=== Record excerpts ===
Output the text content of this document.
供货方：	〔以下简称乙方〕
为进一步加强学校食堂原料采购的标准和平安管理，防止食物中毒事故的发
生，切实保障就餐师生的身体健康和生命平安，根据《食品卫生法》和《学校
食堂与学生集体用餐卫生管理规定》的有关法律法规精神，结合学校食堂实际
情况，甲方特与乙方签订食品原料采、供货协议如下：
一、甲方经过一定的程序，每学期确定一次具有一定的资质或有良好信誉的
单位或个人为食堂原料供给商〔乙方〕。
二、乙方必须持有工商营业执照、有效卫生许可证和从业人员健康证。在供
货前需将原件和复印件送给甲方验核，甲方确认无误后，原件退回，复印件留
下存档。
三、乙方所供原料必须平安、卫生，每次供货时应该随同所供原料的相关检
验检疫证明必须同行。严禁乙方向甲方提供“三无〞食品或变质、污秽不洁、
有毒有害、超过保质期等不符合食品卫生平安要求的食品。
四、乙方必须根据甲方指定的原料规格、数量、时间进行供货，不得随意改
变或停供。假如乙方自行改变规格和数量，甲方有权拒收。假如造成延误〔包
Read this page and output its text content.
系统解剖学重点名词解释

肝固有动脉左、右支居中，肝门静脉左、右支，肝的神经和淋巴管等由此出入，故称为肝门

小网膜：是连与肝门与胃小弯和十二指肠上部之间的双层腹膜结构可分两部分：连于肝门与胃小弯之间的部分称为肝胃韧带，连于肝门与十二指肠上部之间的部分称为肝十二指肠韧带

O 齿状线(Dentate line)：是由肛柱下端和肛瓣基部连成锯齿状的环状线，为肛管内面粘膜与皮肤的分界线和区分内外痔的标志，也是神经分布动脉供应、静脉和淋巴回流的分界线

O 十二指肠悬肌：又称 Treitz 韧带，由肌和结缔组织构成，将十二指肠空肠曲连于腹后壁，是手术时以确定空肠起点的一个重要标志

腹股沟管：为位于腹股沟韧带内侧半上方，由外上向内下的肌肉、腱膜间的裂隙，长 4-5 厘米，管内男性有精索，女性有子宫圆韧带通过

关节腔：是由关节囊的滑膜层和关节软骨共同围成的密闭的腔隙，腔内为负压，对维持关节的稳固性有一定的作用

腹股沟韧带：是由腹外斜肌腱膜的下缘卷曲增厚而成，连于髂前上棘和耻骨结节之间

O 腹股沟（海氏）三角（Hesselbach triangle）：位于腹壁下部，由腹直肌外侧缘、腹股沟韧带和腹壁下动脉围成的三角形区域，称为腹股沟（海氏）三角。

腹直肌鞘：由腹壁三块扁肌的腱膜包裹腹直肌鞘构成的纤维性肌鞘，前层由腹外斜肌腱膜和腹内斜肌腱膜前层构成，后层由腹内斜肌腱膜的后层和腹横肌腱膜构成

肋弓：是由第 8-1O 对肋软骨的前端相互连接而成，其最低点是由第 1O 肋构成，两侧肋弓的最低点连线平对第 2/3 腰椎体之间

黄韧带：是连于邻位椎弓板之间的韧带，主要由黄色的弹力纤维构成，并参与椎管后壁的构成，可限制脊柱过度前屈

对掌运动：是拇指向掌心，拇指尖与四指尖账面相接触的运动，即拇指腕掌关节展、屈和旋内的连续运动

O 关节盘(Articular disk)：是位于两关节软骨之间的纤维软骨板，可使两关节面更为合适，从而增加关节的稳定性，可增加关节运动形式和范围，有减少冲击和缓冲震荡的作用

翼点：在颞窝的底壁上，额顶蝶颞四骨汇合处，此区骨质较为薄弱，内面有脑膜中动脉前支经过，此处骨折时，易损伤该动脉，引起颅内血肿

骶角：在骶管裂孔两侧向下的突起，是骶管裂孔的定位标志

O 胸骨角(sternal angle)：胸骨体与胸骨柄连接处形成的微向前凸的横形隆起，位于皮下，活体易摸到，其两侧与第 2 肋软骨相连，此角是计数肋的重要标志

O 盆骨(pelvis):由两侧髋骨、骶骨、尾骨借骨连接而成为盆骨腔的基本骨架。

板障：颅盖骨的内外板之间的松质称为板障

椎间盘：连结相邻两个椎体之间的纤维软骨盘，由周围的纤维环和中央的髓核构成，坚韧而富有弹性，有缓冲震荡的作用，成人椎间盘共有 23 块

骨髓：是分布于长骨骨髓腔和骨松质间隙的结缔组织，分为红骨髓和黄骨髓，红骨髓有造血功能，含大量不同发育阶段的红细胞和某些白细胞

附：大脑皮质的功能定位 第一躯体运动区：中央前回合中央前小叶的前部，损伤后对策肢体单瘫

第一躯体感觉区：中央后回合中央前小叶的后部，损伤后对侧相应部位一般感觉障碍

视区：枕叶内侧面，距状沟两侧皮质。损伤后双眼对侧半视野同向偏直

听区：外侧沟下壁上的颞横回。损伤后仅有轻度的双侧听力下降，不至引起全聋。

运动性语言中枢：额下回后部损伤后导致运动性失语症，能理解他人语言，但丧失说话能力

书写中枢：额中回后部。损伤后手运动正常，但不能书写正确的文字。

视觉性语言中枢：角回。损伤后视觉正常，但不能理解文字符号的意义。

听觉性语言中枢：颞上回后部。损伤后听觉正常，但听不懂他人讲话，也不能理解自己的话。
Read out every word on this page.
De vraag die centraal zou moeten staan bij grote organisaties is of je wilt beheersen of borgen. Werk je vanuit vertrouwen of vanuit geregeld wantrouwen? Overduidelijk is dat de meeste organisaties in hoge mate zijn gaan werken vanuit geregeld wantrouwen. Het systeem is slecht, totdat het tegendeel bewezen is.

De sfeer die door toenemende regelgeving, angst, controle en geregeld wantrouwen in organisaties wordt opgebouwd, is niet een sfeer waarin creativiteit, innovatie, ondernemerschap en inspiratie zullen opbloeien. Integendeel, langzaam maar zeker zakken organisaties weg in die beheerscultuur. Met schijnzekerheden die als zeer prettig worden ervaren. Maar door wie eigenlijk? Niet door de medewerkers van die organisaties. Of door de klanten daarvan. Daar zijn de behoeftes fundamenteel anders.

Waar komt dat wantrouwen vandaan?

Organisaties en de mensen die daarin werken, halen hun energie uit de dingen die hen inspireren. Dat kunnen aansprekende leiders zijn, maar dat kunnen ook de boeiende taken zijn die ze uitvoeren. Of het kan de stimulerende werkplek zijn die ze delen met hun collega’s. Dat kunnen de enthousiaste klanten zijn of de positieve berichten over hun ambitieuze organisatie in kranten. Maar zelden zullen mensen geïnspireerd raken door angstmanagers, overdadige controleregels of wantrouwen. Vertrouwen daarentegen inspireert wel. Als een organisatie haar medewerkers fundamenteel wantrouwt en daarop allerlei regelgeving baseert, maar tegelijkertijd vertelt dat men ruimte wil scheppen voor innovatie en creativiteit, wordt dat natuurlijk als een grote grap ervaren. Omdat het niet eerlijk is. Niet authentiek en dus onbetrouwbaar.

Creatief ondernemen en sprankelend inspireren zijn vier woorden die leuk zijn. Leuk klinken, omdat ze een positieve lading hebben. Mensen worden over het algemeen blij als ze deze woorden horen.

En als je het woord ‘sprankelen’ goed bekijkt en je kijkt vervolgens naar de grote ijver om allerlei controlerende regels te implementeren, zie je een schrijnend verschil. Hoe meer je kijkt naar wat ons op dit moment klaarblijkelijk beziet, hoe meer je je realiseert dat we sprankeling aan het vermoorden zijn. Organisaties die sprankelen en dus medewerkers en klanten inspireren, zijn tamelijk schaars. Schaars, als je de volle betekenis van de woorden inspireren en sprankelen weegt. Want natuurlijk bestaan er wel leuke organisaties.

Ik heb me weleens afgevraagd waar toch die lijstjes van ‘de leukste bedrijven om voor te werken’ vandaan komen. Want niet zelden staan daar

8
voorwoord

=== Exercise directions ===
Gather each line of the listing that holds the string "content".

=== Answer to this exercise ===
Output the text content of this document.
Read this page and output its text content.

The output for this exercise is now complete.